→ What you will do
Isolate every line in the data with the string "JSON" and copy it.

→ Excerpted records
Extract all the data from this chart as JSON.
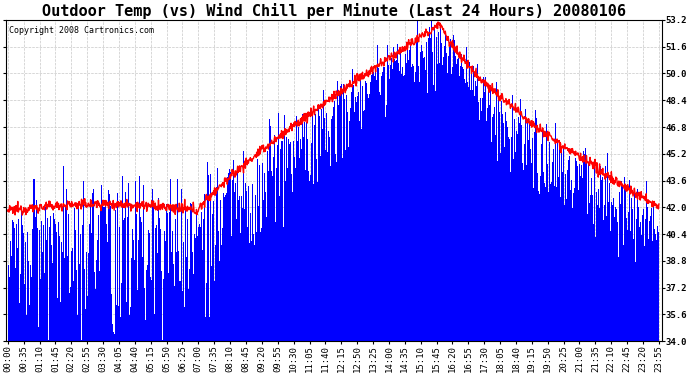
{
  "title": "Outdoor Temp (vs) Wind Chill per Minute (Last 24 Hours) 20080106",
  "copyright": "Copyright 2008 Cartronics.com",
  "ylim": [
    34.0,
    53.2
  ],
  "yticks": [
    34.0,
    35.6,
    37.2,
    38.8,
    40.4,
    42.0,
    43.6,
    45.2,
    46.8,
    48.4,
    50.0,
    51.6,
    53.2
  ],
  "xtick_labels": [
    "00:00",
    "00:35",
    "01:10",
    "01:45",
    "02:20",
    "02:55",
    "03:30",
    "04:05",
    "04:40",
    "05:15",
    "05:50",
    "06:25",
    "07:00",
    "07:35",
    "08:10",
    "08:45",
    "09:20",
    "09:55",
    "10:30",
    "11:05",
    "11:40",
    "12:15",
    "12:50",
    "13:25",
    "14:00",
    "14:35",
    "15:10",
    "15:45",
    "16:20",
    "16:55",
    "17:30",
    "18:05",
    "18:40",
    "19:15",
    "19:50",
    "20:25",
    "21:00",
    "21:35",
    "22:10",
    "22:45",
    "23:20",
    "23:55"
  ],
  "background_color": "#ffffff",
  "plot_bg_color": "#ffffff",
  "grid_color": "#c8c8c8",
  "bar_color": "#0000ff",
  "line_color": "#ff0000",
  "title_fontsize": 11,
  "tick_fontsize": 6.5,
  "copyright_fontsize": 6.0,
  "n_minutes": 1440,
  "figwidth": 6.9,
  "figheight": 3.75,
  "dpi": 100
}
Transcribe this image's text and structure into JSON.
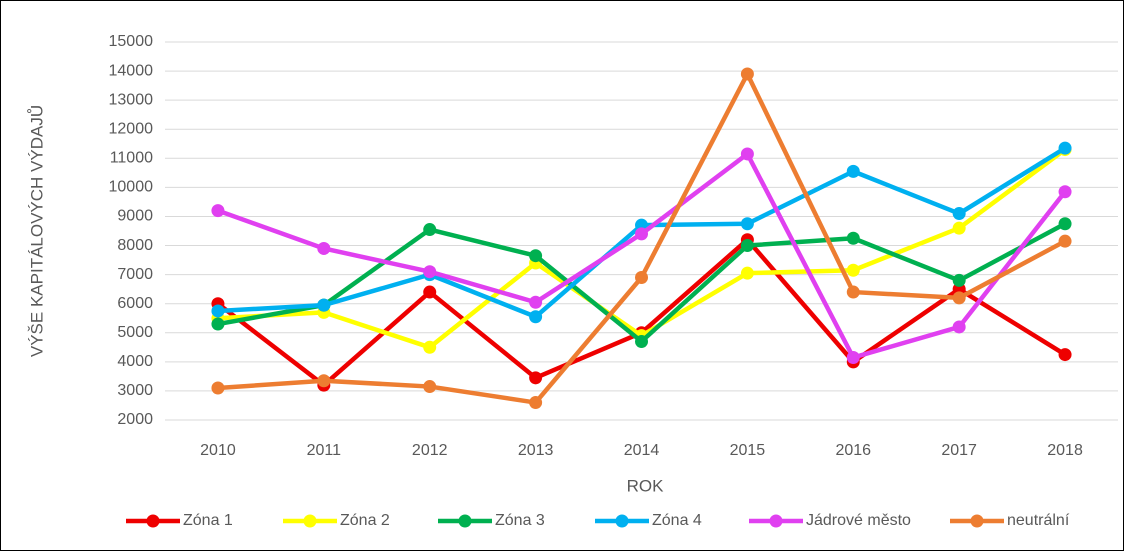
{
  "chart_data": {
    "type": "line",
    "x_label": "ROK",
    "y_label": "VÝŠE KAPITÁLOVÝCH VÝDAJŮ",
    "categories": [
      "2010",
      "2011",
      "2012",
      "2013",
      "2014",
      "2015",
      "2016",
      "2017",
      "2018"
    ],
    "series": [
      {
        "name": "Zóna 1",
        "color": "#ee0000",
        "values": [
          6000,
          3200,
          6400,
          3450,
          5000,
          8200,
          4000,
          6500,
          4250
        ]
      },
      {
        "name": "Zóna 2",
        "color": "#ffff00",
        "values": [
          5500,
          5700,
          4500,
          7400,
          4900,
          7050,
          7150,
          8600,
          11300
        ]
      },
      {
        "name": "Zóna 3",
        "color": "#00b050",
        "values": [
          5300,
          5950,
          8550,
          7650,
          4700,
          8000,
          8250,
          6800,
          8750
        ]
      },
      {
        "name": "Zóna 4",
        "color": "#00b0f0",
        "values": [
          5750,
          5950,
          7000,
          5550,
          8700,
          8750,
          10550,
          9100,
          11350
        ]
      },
      {
        "name": "Jádrové město",
        "color": "#e040f0",
        "values": [
          9200,
          7900,
          7100,
          6050,
          8400,
          11150,
          4150,
          5200,
          9850
        ]
      },
      {
        "name": "neutrální",
        "color": "#ed7d31",
        "values": [
          3100,
          3350,
          3150,
          2600,
          6900,
          13900,
          6400,
          6200,
          8150
        ]
      }
    ],
    "ylim": [
      2000,
      15000
    ],
    "yticks": [
      2000,
      3000,
      4000,
      5000,
      6000,
      7000,
      8000,
      9000,
      10000,
      11000,
      12000,
      13000,
      14000,
      15000
    ],
    "grid": true,
    "legend": "bottom"
  }
}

→ The response
Extract all the data from this chart as JSON.
Transcribe this image's text and structure into JSON.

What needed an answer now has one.